Instructions to follow: Each entry in the listing below should be restated word for word.

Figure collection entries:
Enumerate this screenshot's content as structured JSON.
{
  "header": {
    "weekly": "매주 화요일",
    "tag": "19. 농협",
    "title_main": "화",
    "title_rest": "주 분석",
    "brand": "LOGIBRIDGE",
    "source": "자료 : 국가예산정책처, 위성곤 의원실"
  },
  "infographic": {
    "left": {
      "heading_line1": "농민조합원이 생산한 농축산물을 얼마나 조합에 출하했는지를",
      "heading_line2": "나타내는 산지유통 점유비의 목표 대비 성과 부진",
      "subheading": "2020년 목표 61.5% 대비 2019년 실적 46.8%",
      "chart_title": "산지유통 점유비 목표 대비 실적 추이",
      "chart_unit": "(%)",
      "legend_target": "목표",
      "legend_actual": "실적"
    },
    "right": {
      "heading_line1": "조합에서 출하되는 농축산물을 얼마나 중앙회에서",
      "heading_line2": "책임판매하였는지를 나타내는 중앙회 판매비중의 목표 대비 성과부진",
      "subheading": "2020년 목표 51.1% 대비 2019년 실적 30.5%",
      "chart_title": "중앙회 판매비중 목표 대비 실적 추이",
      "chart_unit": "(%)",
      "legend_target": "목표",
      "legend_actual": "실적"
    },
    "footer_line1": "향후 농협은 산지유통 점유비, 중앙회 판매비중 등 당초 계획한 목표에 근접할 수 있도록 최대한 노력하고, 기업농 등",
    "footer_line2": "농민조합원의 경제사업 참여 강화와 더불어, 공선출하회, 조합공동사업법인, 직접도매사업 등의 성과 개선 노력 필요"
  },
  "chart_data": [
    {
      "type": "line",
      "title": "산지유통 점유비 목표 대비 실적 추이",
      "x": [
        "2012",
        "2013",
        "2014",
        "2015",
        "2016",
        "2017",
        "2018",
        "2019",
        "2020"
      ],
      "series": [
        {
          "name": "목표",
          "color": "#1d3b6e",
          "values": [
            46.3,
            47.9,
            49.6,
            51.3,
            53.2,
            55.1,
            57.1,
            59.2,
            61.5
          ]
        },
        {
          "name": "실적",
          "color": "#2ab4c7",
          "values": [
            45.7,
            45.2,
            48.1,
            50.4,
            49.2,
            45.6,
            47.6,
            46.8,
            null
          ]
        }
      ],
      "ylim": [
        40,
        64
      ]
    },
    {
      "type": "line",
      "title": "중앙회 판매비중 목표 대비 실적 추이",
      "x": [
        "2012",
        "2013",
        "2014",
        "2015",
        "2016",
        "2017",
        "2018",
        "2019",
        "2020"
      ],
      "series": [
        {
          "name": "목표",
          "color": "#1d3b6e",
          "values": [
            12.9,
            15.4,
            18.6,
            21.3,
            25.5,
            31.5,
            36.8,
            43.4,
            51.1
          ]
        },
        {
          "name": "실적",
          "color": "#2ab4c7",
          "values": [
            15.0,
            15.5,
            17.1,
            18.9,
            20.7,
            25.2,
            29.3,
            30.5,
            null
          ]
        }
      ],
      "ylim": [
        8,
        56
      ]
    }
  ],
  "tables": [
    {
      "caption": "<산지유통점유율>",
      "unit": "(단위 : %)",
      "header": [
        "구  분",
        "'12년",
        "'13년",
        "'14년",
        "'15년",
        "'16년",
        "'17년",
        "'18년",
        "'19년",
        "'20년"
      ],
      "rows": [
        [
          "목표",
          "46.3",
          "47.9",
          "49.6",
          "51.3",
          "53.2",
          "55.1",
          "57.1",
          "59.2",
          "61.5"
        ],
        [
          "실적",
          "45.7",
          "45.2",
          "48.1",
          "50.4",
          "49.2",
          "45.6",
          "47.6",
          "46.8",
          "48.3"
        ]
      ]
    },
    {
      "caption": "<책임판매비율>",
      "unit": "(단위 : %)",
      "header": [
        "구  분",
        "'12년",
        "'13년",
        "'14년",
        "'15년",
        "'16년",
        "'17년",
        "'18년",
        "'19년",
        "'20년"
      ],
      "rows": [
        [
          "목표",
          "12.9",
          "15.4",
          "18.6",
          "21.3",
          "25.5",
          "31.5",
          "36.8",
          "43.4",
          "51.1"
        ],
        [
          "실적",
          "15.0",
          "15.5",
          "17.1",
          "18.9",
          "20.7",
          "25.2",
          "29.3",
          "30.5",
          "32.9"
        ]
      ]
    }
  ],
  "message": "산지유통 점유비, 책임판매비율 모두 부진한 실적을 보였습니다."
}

Worked answer:
Enumerate this screenshot's content as structured JSON.
{
  "header": {
    "weekly": "매주 화요일",
    "tag": "19. 농협",
    "title_main": "화",
    "title_rest": "주 분석",
    "brand": "LOGIBRIDGE",
    "source": "자료 : 국가예산정책처, 위성곤 의원실"
  },
  "infographic": {
    "left": {
      "heading_line1": "농민조합원이 생산한 농축산물을 얼마나 조합에 출하했는지를",
      "heading_line2": "나타내는 산지유통 점유비의 목표 대비 성과 부진",
      "subheading": "2020년 목표 61.5% 대비 2019년 실적 46.8%",
      "chart_title": "산지유통 점유비 목표 대비 실적 추이",
      "chart_unit": "(%)",
      "legend_target": "목표",
      "legend_actual": "실적"
    },
    "right": {
      "heading_line1": "조합에서 출하되는 농축산물을 얼마나 중앙회에서",
      "heading_line2": "책임판매하였는지를 나타내는 중앙회 판매비중의 목표 대비 성과부진",
      "subheading": "2020년 목표 51.1% 대비 2019년 실적 30.5%",
      "chart_title": "중앙회 판매비중 목표 대비 실적 추이",
      "chart_unit": "(%)",
      "legend_target": "목표",
      "legend_actual": "실적"
    },
    "footer_line1": "향후 농협은 산지유통 점유비, 중앙회 판매비중 등 당초 계획한 목표에 근접할 수 있도록 최대한 노력하고, 기업농 등",
    "footer_line2": "농민조합원의 경제사업 참여 강화와 더불어, 공선출하회, 조합공동사업법인, 직접도매사업 등의 성과 개선 노력 필요"
  },
  "chart_data": [
    {
      "type": "line",
      "title": "산지유통 점유비 목표 대비 실적 추이",
      "x": [
        "2012",
        "2013",
        "2014",
        "2015",
        "2016",
        "2017",
        "2018",
        "2019",
        "2020"
      ],
      "series": [
        {
          "name": "목표",
          "color": "#1d3b6e",
          "values": [
            46.3,
            47.9,
            49.6,
            51.3,
            53.2,
            55.1,
            57.1,
            59.2,
            61.5
          ]
        },
        {
          "name": "실적",
          "color": "#2ab4c7",
          "values": [
            45.7,
            45.2,
            48.1,
            50.4,
            49.2,
            45.6,
            47.6,
            46.8,
            null
          ]
        }
      ],
      "ylim": [
        40,
        64
      ]
    },
    {
      "type": "line",
      "title": "중앙회 판매비중 목표 대비 실적 추이",
      "x": [
        "2012",
        "2013",
        "2014",
        "2015",
        "2016",
        "2017",
        "2018",
        "2019",
        "2020"
      ],
      "series": [
        {
          "name": "목표",
          "color": "#1d3b6e",
          "values": [
            12.9,
            15.4,
            18.6,
            21.3,
            25.5,
            31.5,
            36.8,
            43.4,
            51.1
          ]
        },
        {
          "name": "실적",
          "color": "#2ab4c7",
          "values": [
            15.0,
            15.5,
            17.1,
            18.9,
            20.7,
            25.2,
            29.3,
            30.5,
            null
          ]
        }
      ],
      "ylim": [
        8,
        56
      ]
    }
  ],
  "tables": [
    {
      "caption": "<산지유통점유율>",
      "unit": "(단위 : %)",
      "header": [
        "구  분",
        "'12년",
        "'13년",
        "'14년",
        "'15년",
        "'16년",
        "'17년",
        "'18년",
        "'19년",
        "'20년"
      ],
      "rows": [
        [
          "목표",
          "46.3",
          "47.9",
          "49.6",
          "51.3",
          "53.2",
          "55.1",
          "57.1",
          "59.2",
          "61.5"
        ],
        [
          "실적",
          "45.7",
          "45.2",
          "48.1",
          "50.4",
          "49.2",
          "45.6",
          "47.6",
          "46.8",
          "48.3"
        ]
      ]
    },
    {
      "caption": "<책임판매비율>",
      "unit": "(단위 : %)",
      "header": [
        "구  분",
        "'12년",
        "'13년",
        "'14년",
        "'15년",
        "'16년",
        "'17년",
        "'18년",
        "'19년",
        "'20년"
      ],
      "rows": [
        [
          "목표",
          "12.9",
          "15.4",
          "18.6",
          "21.3",
          "25.5",
          "31.5",
          "36.8",
          "43.4",
          "51.1"
        ],
        [
          "실적",
          "15.0",
          "15.5",
          "17.1",
          "18.9",
          "20.7",
          "25.2",
          "29.3",
          "30.5",
          "32.9"
        ]
      ]
    }
  ],
  "message": "산지유통 점유비, 책임판매비율 모두 부진한 실적을 보였습니다."
}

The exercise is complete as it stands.